• TASK
Using the data below, copy every line that contains the word "fires".

• INPUT DATA

===============

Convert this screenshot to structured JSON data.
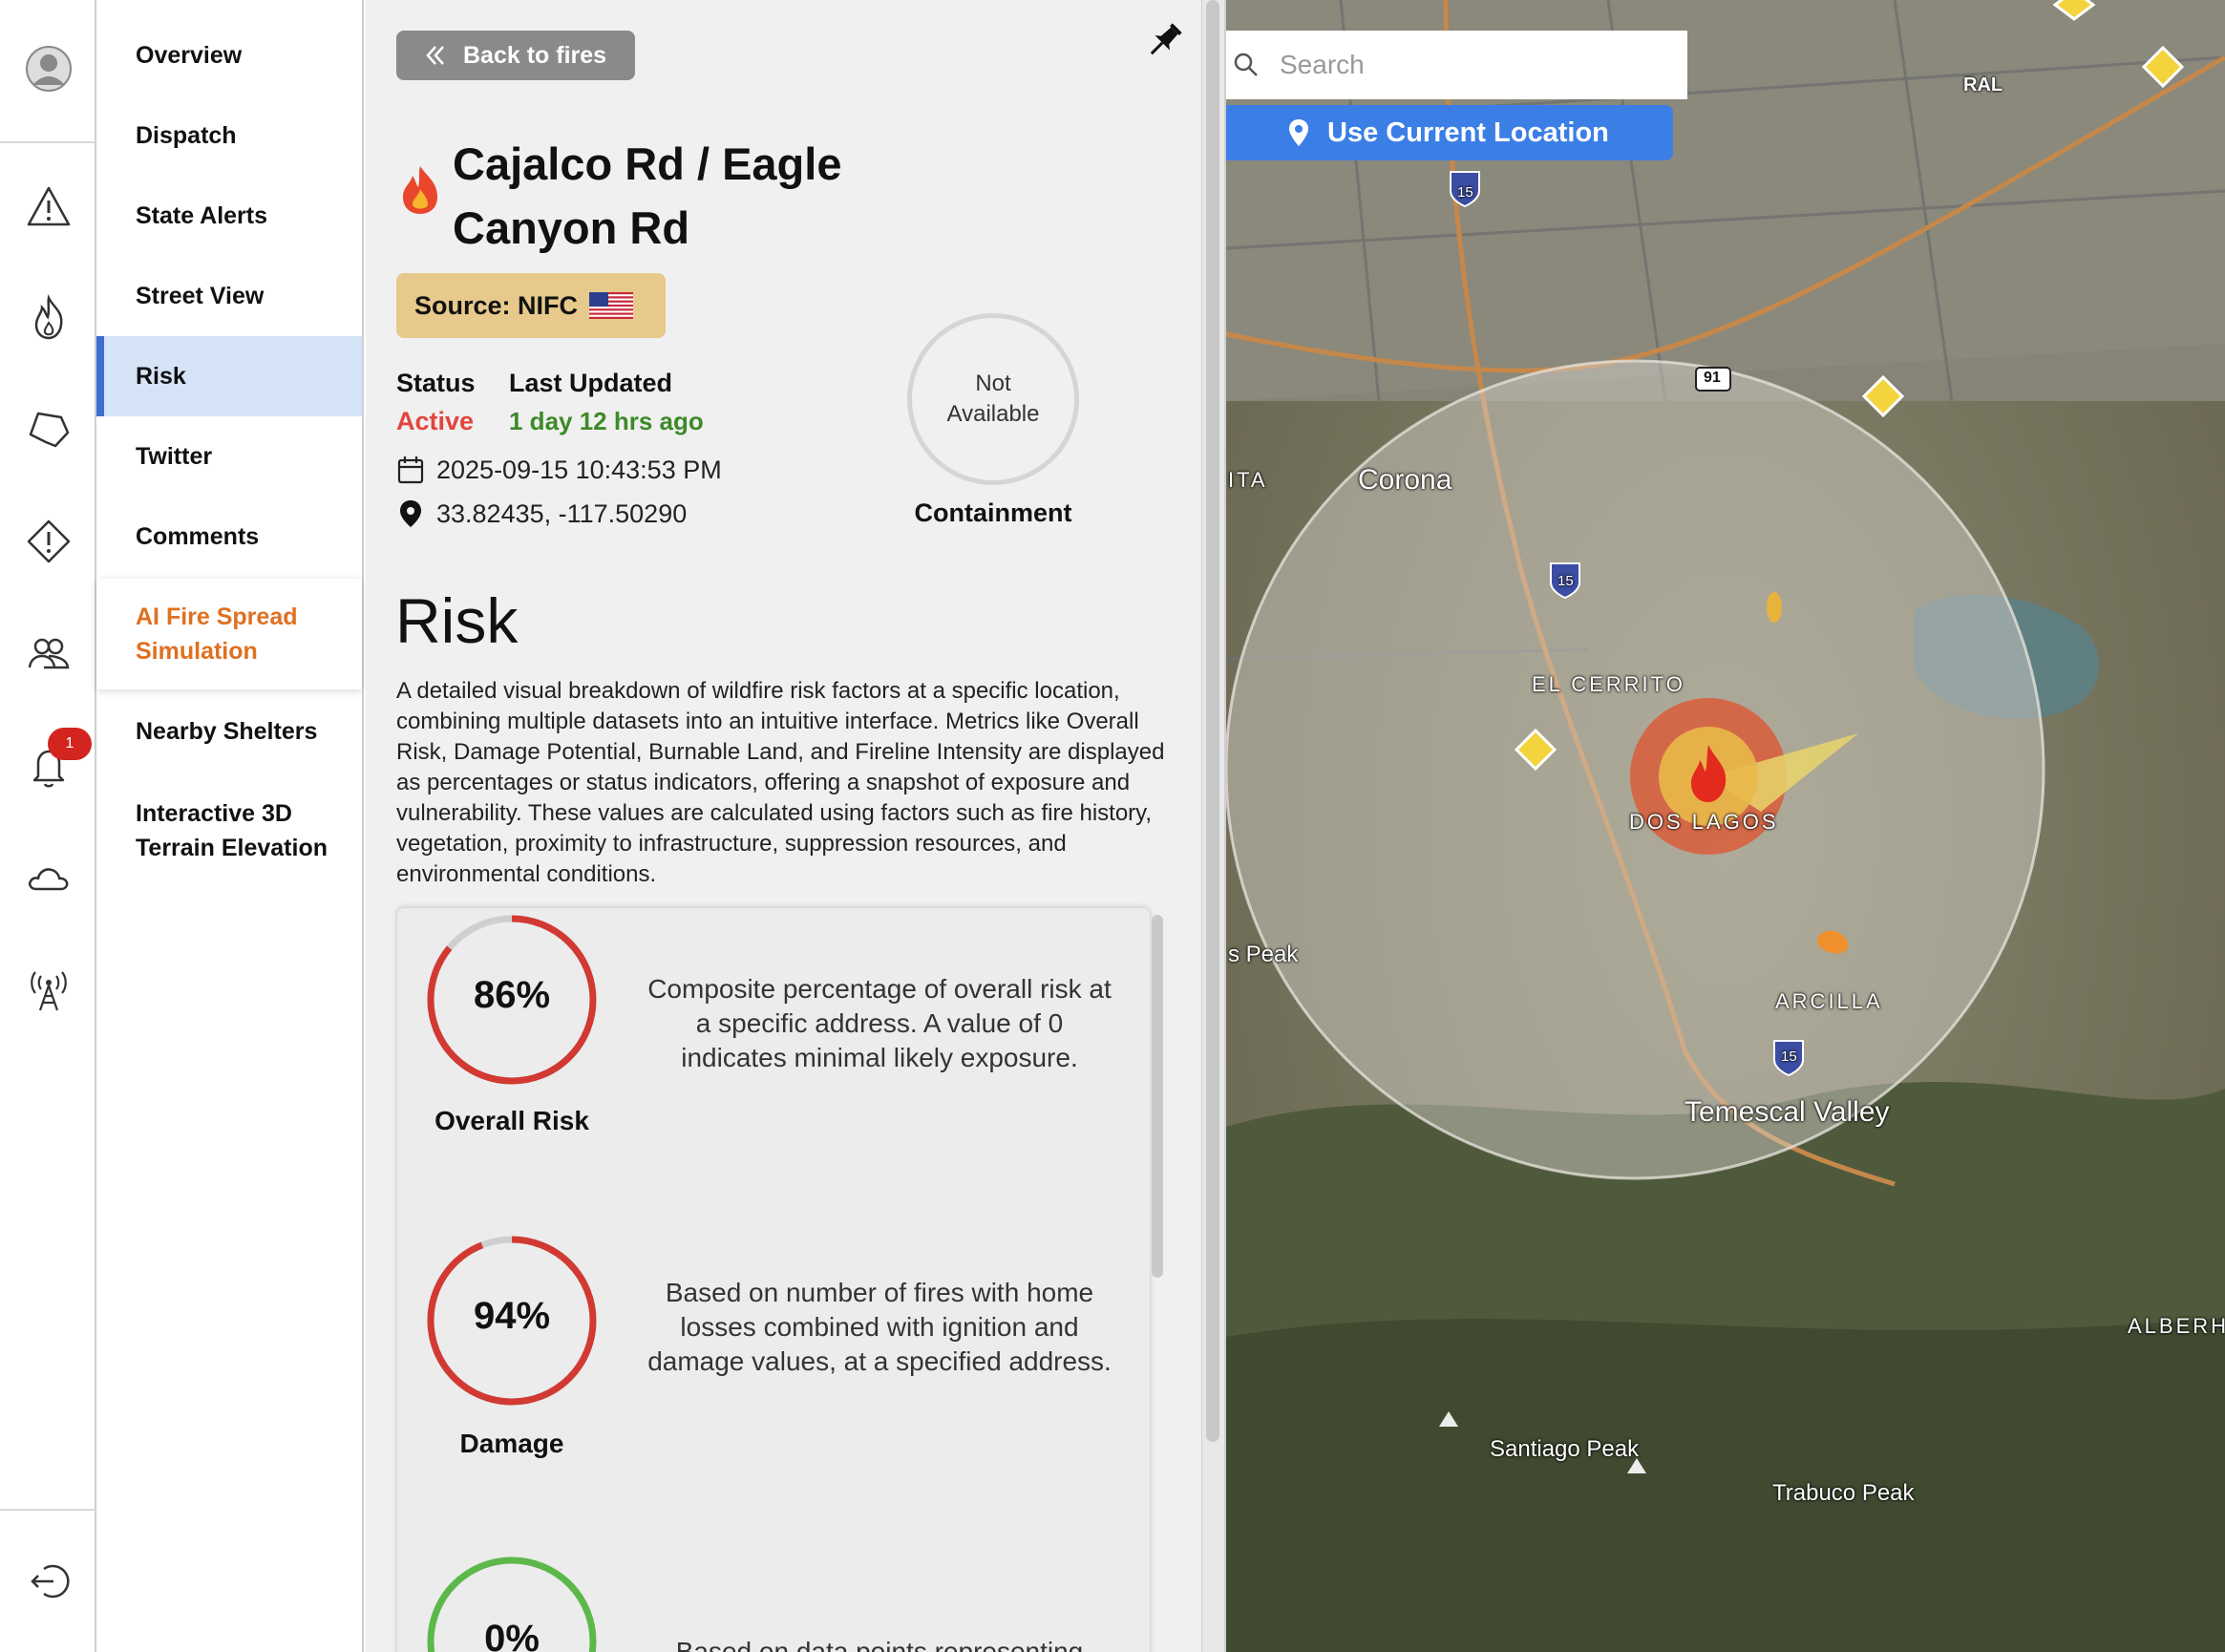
{
  "nav": {
    "items": [
      {
        "label": "Overview"
      },
      {
        "label": "Dispatch"
      },
      {
        "label": "State Alerts"
      },
      {
        "label": "Street View"
      },
      {
        "label": "Risk"
      },
      {
        "label": "Twitter"
      },
      {
        "label": "Comments"
      },
      {
        "label": "AI Fire Spread Simulation"
      },
      {
        "label": "Nearby Shelters"
      },
      {
        "label": "Interactive 3D Terrain Elevation"
      }
    ],
    "active_index": 4,
    "notification_count": "1"
  },
  "rail": {
    "icons": [
      "user-avatar-icon",
      "warning-triangle-icon",
      "fire-icon",
      "perimeter-icon",
      "alert-diamond-icon",
      "community-icon",
      "bell-icon",
      "cloud-icon",
      "tower-icon",
      "logout-icon"
    ]
  },
  "panel": {
    "back_label": "Back to fires",
    "title": "Cajalco Rd / Eagle Canyon Rd",
    "source_label": "Source: NIFC",
    "status_label": "Status",
    "status_value": "Active",
    "updated_label": "Last Updated",
    "updated_value": "1 day 12 hrs ago",
    "datetime": "2025-09-15 10:43:53 PM",
    "coordinates": "33.82435, -117.50290",
    "containment_value": "Not Available",
    "containment_label": "Containment",
    "risk_heading": "Risk",
    "risk_description": "A detailed visual breakdown of wildfire risk factors at a specific location, combining multiple datasets into an intuitive interface. Metrics like Overall Risk, Damage Potential, Burnable Land, and Fireline Intensity are displayed as percentages or status indicators, offering a snapshot of exposure and vulnerability. These values are calculated using factors such as fire history, vegetation, proximity to infrastructure, suppression resources, and environmental conditions."
  },
  "metrics": [
    {
      "value": "86%",
      "percent": 86,
      "name": "Overall Risk",
      "color": "#d13a32",
      "description": "Composite percentage of overall risk at a specific address. A value of 0 indicates minimal likely exposure."
    },
    {
      "value": "94%",
      "percent": 94,
      "name": "Damage",
      "color": "#d13a32",
      "description": "Based on number of fires with home losses combined with ignition and damage values, at a specified address."
    },
    {
      "value": "0%",
      "percent": 0,
      "name": "",
      "color": "#5cb84a",
      "description": "Based on data points representing"
    }
  ],
  "map": {
    "search_placeholder": "Search",
    "use_location_label": "Use Current Location",
    "labels": [
      "Corona",
      "EL CERRITO",
      "DOS LAGOS",
      "ARCILLA",
      "Temescal Valley",
      "Santiago Peak",
      "Trabuco Peak",
      "ALBERH",
      "ITA",
      "s Peak",
      "RAL"
    ],
    "highway_shields": [
      "15",
      "91"
    ]
  },
  "colors": {
    "accent_blue": "#3b7ee6",
    "active_red": "#e2453c",
    "updated_green": "#3c8a28",
    "nav_orange": "#e07020",
    "source_badge": "#e6c98b"
  }
}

===============

• RESULT
    "back_label": "Back to fires",
      "description": "Based on number of fires with home losses combined with ignition and damage values, at a specified address."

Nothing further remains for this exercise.